Goal >>
Search the material below for the string "Calcul" and list each line that holds it.

┌──

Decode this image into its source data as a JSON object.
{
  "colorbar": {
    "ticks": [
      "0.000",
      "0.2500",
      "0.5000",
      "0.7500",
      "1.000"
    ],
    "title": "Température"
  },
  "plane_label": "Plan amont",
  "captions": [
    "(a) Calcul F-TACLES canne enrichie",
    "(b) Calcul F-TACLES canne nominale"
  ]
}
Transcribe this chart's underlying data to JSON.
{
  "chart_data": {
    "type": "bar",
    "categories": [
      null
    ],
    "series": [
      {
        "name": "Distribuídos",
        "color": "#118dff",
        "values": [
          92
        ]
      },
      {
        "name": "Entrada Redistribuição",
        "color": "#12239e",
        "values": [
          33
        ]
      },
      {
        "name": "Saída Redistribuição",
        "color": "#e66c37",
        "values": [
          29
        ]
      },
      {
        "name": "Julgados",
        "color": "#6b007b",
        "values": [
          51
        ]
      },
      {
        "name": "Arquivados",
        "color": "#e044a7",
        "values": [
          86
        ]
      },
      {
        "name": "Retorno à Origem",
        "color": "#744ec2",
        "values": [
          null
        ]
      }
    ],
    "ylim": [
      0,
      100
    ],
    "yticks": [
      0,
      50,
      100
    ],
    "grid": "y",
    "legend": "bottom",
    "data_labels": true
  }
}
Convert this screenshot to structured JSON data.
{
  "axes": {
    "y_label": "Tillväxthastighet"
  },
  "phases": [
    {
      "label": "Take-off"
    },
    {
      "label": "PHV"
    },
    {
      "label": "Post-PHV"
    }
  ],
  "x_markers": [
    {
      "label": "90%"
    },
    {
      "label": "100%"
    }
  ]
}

└──

Exercise result >>
    "(a) Calcul F-TACLES canne enrichie",
    "(b) Calcul F-TACLES canne nominale"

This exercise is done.